+++ RECORD LIST
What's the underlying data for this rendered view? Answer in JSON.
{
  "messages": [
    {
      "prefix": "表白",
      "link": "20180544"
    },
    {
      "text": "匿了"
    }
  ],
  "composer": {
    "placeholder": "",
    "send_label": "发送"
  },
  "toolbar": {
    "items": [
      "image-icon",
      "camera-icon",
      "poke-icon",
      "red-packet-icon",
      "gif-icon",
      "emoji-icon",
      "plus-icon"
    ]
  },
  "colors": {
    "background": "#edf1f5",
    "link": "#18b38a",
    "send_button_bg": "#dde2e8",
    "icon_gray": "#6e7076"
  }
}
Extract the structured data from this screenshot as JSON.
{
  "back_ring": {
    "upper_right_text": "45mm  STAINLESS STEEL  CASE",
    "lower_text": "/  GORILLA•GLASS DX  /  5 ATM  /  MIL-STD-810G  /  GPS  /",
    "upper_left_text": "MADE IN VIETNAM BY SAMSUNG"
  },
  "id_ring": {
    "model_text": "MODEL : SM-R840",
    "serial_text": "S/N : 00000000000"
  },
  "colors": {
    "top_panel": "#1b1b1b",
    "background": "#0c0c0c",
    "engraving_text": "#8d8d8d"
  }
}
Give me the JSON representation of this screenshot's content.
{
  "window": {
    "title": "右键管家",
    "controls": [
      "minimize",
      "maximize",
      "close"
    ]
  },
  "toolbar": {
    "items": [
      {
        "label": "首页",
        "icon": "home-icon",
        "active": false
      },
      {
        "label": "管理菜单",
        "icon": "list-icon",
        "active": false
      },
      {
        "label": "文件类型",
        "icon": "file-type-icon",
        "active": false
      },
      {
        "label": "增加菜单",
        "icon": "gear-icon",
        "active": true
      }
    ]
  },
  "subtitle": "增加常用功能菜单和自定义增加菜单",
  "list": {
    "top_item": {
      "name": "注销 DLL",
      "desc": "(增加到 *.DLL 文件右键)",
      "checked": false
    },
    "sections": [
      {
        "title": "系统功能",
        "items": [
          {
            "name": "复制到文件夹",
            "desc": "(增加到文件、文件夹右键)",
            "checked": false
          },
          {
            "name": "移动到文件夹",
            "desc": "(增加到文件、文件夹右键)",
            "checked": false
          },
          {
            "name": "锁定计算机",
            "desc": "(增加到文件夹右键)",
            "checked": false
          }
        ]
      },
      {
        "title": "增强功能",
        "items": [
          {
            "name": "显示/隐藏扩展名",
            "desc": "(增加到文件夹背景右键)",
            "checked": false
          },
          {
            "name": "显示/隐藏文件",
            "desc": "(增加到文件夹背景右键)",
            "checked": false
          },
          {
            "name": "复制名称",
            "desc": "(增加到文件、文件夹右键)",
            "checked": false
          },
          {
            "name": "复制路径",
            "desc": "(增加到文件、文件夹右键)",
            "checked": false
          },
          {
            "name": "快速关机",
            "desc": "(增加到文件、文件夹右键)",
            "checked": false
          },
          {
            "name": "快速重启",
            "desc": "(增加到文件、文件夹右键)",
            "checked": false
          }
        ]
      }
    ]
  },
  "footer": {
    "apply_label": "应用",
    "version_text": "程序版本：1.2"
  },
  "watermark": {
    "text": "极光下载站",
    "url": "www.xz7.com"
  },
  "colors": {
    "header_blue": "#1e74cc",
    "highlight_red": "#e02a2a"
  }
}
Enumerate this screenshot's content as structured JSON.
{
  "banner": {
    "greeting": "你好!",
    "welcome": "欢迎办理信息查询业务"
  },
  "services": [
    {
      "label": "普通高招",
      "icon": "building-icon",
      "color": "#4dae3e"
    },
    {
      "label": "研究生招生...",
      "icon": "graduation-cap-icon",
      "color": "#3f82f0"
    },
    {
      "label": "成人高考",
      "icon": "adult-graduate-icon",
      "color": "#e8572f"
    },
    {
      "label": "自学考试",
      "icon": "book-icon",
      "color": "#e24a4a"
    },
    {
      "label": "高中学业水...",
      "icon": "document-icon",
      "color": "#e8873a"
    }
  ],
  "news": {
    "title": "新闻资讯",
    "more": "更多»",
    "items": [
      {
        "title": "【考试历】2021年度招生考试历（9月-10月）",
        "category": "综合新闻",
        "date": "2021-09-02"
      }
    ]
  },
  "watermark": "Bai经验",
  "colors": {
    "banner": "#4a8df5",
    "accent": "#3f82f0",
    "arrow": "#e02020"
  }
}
++++++
- _WHAT YOU WILL DO_: Take every line from the data that contains the word "JSON".

- _TASK SOLUTION_:
What's the underlying data for this rendered view? Answer in JSON.
Extract the structured data from this screenshot as JSON.
Give me the JSON representation of this screenshot's content.
Enumerate this screenshot's content as structured JSON.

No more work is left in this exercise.